PROBLEM: Give only a count of the lines that include the string "growth".

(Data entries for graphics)
- - - - -
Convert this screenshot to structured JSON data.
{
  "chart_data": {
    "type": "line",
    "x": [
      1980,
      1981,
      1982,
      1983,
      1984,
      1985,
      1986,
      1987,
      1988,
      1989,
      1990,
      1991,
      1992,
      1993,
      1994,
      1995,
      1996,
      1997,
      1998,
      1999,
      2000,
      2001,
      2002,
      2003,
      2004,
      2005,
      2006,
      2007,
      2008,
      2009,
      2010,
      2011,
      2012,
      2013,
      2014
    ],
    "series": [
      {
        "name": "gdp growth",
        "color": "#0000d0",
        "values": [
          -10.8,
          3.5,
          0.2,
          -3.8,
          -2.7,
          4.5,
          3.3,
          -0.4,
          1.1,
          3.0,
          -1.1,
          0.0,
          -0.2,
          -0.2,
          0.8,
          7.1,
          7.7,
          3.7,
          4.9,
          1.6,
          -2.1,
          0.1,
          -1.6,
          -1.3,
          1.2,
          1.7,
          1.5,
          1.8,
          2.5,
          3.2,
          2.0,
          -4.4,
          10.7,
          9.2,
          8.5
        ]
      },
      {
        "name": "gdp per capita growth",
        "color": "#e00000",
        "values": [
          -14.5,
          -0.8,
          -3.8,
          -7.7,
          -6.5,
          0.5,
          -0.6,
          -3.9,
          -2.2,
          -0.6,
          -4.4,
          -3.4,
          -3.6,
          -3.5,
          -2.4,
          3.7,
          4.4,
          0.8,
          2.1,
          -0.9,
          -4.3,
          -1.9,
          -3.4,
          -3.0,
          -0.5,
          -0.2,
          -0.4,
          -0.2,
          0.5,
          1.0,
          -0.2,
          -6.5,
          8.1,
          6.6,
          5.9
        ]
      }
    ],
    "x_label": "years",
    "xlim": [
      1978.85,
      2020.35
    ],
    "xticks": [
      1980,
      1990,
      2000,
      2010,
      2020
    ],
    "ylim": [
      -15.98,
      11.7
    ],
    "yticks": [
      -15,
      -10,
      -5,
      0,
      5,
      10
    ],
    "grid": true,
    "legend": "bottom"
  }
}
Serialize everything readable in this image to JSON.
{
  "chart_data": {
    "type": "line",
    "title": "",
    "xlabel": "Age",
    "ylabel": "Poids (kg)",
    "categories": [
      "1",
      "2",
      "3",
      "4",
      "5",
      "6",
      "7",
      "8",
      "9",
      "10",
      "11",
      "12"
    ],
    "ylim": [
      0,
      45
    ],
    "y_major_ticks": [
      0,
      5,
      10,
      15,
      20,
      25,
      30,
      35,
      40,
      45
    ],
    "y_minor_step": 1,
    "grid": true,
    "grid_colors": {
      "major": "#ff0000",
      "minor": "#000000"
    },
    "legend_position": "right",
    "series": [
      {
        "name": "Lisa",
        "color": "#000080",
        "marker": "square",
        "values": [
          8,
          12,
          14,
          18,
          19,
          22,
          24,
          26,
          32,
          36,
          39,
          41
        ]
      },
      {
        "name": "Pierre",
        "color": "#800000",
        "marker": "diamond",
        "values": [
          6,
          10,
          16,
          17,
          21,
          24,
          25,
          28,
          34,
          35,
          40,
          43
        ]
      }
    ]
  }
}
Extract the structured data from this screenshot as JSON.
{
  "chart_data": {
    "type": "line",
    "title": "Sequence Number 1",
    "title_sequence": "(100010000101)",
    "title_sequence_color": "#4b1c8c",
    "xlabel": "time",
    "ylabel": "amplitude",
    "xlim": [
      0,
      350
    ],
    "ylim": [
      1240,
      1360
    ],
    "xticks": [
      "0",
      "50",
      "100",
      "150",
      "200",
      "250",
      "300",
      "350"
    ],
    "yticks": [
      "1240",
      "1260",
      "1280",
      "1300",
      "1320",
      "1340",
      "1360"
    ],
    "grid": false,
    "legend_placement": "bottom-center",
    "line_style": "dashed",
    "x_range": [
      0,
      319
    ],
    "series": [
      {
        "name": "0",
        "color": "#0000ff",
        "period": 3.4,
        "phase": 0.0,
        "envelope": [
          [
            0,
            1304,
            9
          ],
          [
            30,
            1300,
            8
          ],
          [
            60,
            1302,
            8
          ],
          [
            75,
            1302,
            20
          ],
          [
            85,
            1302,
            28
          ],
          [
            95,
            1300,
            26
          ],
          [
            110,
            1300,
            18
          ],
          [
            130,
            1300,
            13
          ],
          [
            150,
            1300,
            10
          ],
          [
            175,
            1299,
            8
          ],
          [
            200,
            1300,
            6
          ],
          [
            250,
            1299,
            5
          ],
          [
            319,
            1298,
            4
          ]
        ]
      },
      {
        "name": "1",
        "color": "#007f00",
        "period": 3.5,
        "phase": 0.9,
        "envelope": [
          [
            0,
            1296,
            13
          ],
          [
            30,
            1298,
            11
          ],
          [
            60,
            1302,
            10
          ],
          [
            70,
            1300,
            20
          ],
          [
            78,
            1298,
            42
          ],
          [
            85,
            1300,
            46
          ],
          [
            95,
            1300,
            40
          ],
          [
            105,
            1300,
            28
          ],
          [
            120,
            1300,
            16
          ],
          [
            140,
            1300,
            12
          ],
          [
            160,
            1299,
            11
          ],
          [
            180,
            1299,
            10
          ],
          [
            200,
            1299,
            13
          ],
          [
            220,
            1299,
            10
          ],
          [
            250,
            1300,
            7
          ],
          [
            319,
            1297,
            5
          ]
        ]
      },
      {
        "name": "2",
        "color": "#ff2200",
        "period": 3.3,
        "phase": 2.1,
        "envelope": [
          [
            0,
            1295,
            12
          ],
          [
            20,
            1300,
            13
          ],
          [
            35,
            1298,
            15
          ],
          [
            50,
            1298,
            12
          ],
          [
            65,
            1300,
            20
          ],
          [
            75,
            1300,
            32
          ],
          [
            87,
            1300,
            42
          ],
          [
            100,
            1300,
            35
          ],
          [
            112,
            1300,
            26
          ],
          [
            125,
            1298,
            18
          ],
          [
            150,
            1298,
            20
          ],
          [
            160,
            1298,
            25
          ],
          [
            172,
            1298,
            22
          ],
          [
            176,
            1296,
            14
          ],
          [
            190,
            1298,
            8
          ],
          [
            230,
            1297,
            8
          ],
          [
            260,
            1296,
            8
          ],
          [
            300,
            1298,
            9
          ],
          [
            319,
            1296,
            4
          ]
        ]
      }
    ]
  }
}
- - - - -
RESULT: 2